* start RAW RECORDS *

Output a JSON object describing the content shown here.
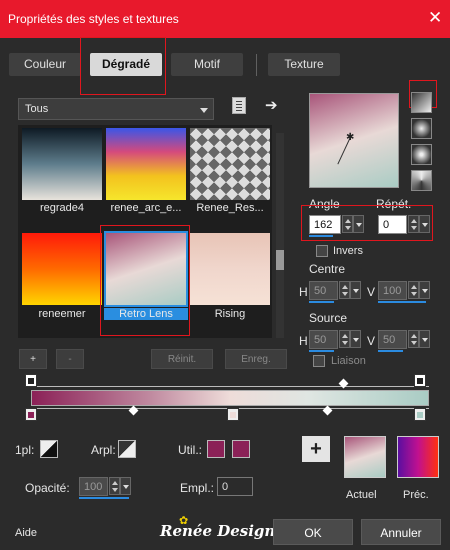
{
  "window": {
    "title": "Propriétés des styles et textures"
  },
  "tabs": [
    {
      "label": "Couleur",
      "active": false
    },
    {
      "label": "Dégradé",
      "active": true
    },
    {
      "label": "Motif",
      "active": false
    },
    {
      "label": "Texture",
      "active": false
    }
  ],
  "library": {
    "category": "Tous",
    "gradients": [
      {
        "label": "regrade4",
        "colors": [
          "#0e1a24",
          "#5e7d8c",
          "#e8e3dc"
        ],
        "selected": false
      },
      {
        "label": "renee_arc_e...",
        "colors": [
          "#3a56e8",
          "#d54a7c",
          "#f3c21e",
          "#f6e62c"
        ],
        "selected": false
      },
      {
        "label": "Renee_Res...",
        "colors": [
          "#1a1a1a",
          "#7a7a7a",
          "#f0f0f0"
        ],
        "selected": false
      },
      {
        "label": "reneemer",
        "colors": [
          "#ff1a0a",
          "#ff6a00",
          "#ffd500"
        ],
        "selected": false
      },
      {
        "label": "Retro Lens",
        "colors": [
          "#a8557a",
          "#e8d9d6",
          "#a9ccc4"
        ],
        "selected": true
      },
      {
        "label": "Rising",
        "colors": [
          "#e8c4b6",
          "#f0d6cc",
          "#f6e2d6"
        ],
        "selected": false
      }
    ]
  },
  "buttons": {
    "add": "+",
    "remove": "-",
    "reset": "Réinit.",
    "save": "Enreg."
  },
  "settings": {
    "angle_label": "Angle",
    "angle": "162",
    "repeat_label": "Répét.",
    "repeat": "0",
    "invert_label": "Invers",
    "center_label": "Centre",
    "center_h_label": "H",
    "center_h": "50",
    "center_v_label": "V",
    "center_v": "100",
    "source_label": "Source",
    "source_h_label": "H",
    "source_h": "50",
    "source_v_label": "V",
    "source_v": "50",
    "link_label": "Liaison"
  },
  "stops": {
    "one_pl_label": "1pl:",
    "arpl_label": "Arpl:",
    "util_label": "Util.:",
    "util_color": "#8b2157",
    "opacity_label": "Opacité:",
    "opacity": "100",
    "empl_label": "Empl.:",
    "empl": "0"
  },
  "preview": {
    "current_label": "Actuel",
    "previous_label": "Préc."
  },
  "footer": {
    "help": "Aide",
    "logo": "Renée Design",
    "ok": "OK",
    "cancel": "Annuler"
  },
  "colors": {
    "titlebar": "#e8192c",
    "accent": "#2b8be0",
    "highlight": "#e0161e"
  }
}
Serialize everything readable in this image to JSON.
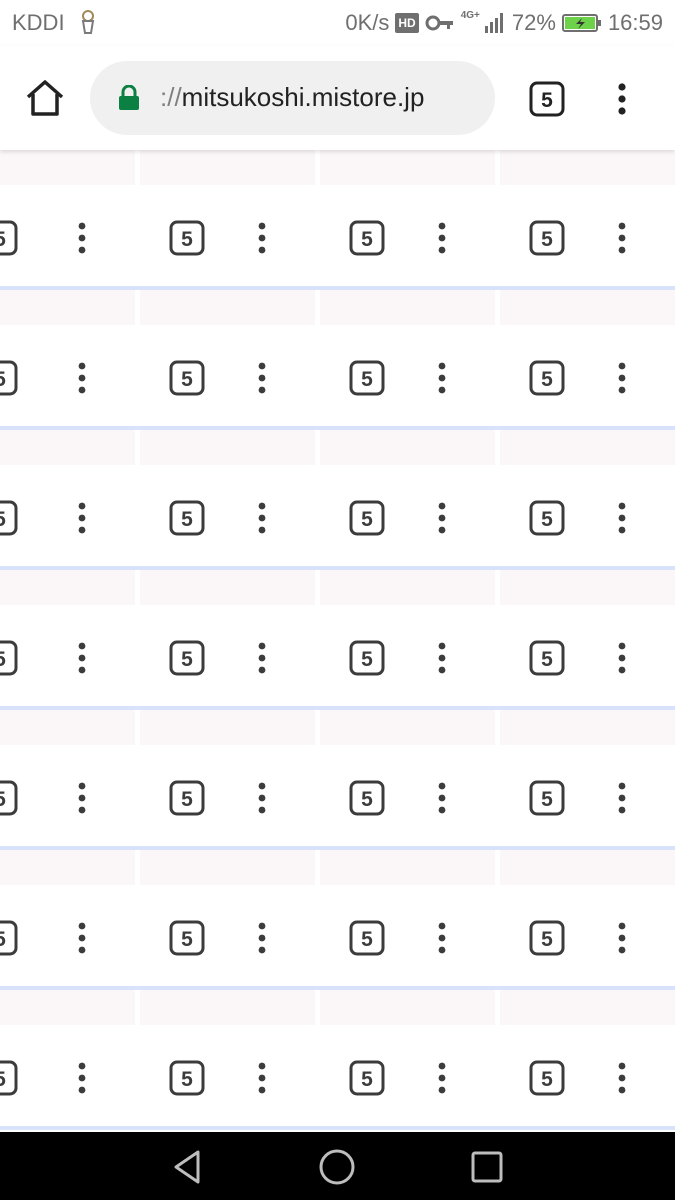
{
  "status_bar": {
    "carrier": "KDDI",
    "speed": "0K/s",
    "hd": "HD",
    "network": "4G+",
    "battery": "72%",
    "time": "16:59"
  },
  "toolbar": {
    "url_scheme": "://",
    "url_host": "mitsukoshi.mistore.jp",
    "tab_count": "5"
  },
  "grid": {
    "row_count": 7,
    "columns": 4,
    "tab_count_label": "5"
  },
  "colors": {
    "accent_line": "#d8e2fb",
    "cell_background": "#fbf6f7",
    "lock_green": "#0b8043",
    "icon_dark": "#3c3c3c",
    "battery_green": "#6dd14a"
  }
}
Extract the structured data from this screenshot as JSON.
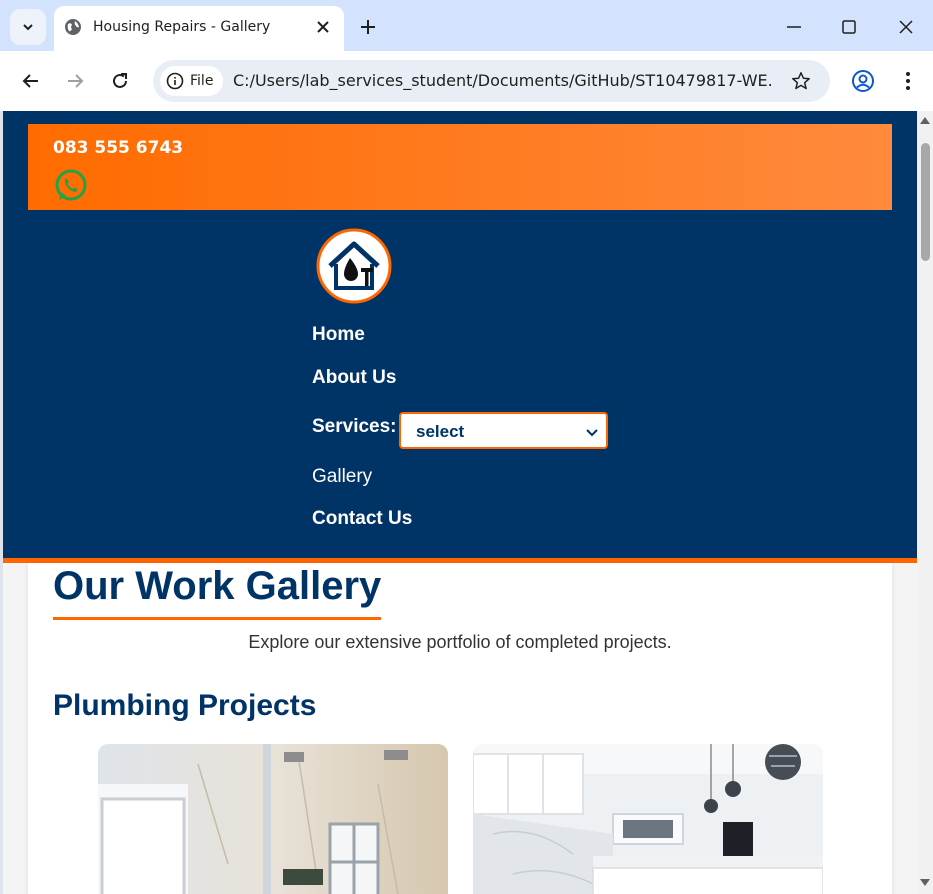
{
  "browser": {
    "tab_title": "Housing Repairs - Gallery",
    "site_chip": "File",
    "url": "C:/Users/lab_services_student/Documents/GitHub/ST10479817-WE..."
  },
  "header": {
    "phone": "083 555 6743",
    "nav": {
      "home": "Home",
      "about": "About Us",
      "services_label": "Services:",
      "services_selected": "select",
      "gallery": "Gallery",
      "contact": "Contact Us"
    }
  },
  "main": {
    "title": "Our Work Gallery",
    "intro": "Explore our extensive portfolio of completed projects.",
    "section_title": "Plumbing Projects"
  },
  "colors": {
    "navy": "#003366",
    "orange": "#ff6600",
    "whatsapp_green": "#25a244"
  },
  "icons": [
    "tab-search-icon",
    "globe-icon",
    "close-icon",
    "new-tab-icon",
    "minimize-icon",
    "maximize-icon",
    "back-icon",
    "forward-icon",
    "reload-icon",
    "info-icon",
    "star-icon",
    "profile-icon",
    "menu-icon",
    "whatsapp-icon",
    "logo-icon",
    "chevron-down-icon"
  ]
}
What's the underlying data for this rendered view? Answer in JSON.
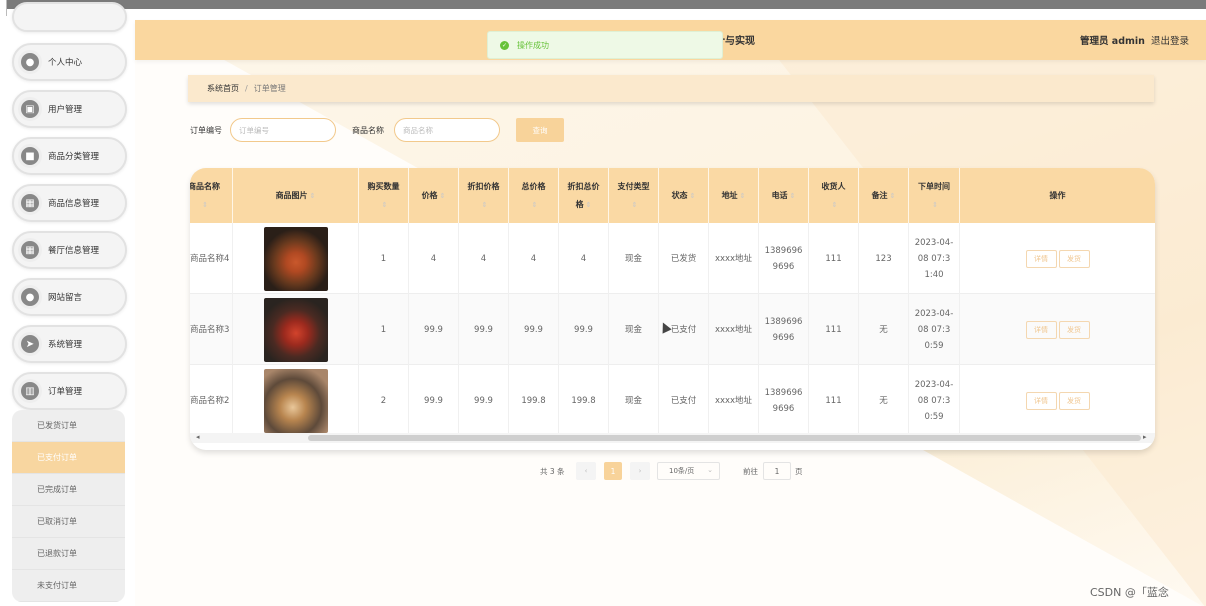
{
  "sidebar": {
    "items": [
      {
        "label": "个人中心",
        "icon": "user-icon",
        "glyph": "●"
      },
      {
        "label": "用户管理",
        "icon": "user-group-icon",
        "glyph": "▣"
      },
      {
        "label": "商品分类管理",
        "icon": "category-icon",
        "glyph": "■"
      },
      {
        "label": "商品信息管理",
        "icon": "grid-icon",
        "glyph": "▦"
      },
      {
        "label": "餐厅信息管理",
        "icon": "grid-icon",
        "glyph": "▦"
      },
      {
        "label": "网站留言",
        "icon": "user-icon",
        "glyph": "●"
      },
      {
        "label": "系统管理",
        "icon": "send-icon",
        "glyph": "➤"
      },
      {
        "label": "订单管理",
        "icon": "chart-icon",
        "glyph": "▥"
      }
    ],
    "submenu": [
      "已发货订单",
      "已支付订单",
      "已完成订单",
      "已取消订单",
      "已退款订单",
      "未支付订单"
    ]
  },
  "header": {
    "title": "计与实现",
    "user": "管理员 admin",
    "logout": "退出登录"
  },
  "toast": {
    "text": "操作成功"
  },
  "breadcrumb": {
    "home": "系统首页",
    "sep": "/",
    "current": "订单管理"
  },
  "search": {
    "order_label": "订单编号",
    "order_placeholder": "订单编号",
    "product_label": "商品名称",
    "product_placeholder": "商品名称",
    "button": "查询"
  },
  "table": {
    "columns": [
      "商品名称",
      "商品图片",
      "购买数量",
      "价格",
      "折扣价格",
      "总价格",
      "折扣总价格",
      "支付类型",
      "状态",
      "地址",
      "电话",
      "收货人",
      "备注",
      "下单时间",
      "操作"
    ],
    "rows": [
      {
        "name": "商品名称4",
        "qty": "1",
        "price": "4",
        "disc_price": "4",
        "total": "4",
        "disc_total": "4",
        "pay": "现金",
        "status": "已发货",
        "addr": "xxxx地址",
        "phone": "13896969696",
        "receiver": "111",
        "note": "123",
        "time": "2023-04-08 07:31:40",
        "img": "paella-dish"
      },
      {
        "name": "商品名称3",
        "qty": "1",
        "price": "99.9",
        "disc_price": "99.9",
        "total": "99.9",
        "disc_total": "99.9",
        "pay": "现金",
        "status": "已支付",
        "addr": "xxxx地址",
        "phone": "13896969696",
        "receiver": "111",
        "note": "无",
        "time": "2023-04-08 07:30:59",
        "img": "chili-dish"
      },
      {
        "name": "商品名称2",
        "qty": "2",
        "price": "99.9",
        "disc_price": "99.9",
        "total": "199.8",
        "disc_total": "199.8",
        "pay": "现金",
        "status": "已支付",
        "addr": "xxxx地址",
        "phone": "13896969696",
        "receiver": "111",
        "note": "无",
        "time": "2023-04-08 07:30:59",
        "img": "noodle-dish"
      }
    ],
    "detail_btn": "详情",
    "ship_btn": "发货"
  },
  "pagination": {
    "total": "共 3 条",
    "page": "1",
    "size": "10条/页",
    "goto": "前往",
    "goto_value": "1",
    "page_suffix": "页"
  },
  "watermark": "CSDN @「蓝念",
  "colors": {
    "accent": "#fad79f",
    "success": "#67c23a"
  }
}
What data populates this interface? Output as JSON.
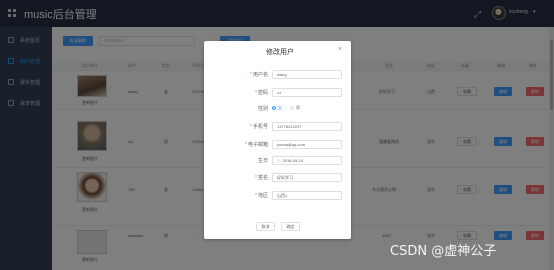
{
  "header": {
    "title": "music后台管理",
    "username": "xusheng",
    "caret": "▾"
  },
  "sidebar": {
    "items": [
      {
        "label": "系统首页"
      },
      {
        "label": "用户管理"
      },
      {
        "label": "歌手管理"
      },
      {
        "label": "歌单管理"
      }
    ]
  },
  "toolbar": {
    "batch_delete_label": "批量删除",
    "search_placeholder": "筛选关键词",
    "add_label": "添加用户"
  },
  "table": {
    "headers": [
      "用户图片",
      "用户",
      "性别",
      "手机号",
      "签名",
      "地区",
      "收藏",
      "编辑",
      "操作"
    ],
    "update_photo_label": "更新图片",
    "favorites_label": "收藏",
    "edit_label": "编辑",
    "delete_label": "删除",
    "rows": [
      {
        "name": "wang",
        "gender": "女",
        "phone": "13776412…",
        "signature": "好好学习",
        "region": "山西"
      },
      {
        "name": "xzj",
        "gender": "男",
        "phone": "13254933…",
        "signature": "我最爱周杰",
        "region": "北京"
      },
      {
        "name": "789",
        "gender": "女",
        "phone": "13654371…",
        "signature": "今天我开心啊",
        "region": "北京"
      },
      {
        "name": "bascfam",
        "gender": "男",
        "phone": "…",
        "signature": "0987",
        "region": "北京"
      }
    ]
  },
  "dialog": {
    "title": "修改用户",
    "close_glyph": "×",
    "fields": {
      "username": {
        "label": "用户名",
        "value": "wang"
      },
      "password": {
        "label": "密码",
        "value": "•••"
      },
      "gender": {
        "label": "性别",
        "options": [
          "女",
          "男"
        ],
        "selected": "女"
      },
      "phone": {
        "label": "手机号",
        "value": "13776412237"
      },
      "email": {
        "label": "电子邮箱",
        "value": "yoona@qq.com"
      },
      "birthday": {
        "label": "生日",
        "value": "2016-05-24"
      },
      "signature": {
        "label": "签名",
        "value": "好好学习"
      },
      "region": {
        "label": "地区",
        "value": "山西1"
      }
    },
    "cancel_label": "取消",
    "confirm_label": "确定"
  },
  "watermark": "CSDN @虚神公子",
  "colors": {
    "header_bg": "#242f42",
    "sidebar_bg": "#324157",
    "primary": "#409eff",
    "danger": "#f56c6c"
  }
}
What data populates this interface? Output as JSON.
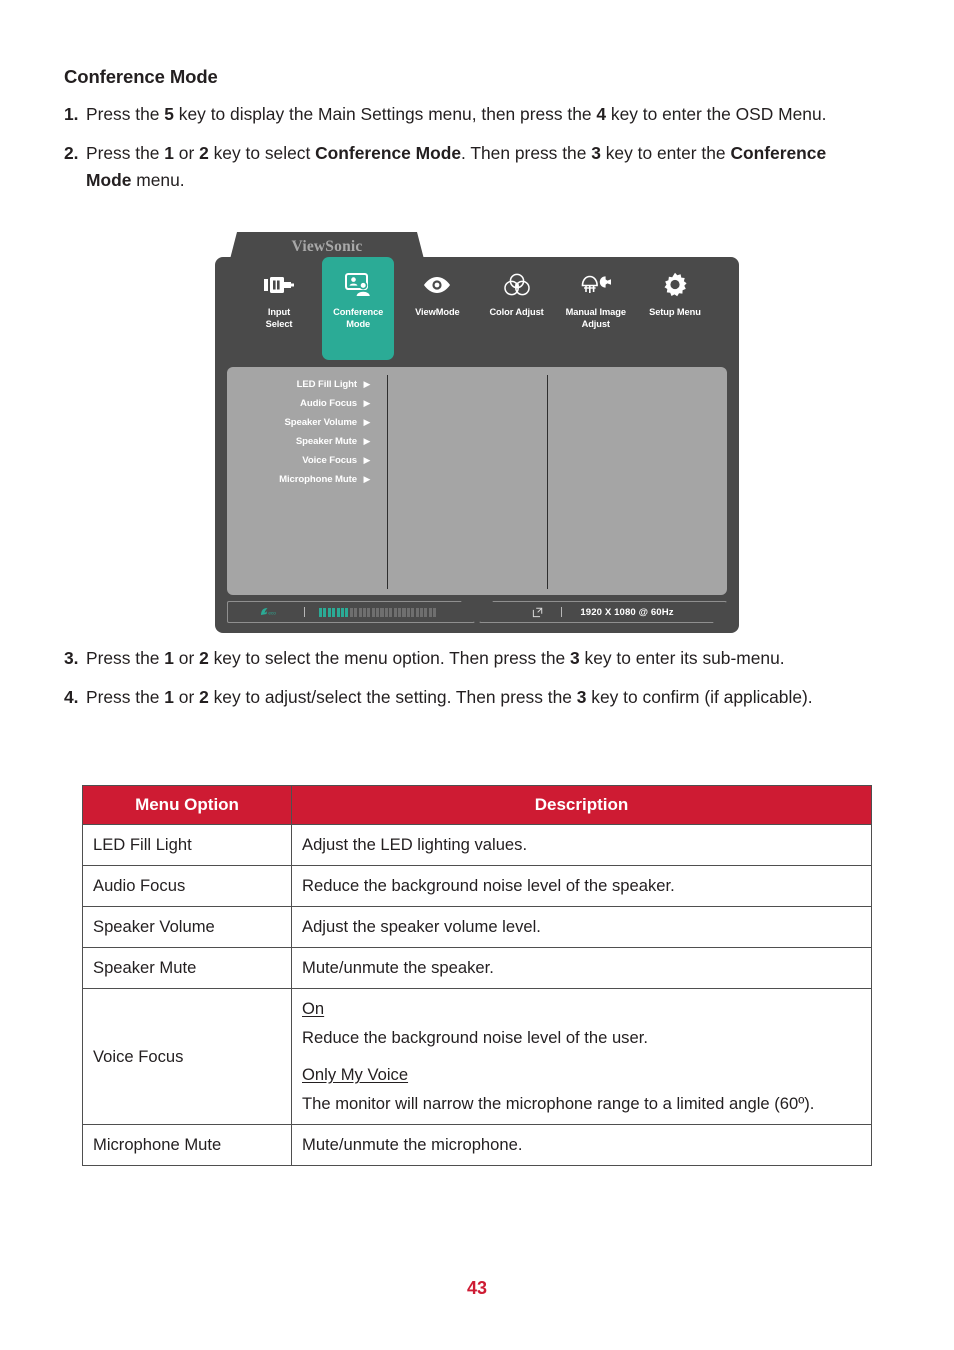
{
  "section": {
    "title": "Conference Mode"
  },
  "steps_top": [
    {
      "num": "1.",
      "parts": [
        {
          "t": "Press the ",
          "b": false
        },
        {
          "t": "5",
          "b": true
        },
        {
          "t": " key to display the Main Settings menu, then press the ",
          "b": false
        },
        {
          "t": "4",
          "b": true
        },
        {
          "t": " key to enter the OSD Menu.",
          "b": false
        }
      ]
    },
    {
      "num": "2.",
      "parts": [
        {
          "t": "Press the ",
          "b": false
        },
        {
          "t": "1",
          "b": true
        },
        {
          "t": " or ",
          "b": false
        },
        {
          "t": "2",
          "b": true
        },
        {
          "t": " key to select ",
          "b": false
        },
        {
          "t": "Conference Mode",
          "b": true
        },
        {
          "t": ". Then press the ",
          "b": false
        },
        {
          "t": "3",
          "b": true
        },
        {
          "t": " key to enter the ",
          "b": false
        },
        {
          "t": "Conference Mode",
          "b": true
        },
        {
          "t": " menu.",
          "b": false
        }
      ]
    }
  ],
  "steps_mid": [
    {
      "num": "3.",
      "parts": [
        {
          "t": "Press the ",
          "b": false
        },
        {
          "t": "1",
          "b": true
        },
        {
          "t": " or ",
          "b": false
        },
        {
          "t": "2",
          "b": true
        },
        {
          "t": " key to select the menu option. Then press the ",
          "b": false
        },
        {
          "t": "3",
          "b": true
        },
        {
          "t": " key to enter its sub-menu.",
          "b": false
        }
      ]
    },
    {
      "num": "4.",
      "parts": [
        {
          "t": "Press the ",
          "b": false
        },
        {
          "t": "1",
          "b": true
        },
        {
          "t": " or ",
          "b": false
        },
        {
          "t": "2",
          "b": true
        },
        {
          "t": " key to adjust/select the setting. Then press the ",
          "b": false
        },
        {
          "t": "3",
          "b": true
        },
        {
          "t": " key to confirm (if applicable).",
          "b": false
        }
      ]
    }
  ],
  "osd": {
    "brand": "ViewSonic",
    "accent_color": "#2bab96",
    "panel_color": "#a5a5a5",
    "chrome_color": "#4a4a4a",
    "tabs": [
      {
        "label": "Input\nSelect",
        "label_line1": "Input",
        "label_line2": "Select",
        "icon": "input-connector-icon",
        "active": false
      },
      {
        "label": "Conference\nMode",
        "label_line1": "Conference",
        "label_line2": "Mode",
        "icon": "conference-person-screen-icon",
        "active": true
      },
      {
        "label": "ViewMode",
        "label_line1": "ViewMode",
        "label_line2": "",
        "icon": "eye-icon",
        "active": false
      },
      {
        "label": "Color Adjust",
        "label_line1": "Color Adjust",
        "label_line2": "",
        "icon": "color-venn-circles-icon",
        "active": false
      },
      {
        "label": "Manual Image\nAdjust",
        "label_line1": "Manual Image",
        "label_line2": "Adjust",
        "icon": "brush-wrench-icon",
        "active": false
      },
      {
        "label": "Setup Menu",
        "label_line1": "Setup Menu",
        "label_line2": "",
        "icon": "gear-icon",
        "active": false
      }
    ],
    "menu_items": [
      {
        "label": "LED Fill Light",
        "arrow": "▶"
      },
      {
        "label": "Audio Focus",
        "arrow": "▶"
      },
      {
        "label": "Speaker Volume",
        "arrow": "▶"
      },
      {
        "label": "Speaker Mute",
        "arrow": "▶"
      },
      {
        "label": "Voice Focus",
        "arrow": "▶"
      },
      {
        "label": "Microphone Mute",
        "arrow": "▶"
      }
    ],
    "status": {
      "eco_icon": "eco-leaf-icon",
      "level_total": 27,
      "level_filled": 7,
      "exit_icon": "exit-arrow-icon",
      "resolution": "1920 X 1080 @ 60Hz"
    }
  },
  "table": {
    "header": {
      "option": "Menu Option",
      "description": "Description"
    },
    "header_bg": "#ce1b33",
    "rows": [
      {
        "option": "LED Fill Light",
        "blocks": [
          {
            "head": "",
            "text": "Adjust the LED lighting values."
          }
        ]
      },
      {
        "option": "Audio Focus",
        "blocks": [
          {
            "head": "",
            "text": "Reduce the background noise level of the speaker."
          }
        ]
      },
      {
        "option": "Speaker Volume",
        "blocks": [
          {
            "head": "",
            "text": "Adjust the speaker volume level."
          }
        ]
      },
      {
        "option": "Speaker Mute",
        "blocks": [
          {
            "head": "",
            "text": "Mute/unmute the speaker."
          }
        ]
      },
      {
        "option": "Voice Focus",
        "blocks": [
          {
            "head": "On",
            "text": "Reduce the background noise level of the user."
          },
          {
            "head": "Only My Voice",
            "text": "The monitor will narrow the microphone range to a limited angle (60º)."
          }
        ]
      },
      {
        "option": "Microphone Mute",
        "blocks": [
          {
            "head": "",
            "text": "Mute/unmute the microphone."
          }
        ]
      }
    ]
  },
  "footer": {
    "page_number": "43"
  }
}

* end RAW RECORDS *

### WHAT YOU WILL DO
Identify the lines in the entries that hold "this" and return each one.

### THE RESULT
Serialize everything readable in this image to JSON.
Extract the structured data from this screenshot as JSON.
What's the underlying data for this rendered view? Answer in JSON.
What data populates this interface? Output as JSON.
What data populates this interface? Output as JSON.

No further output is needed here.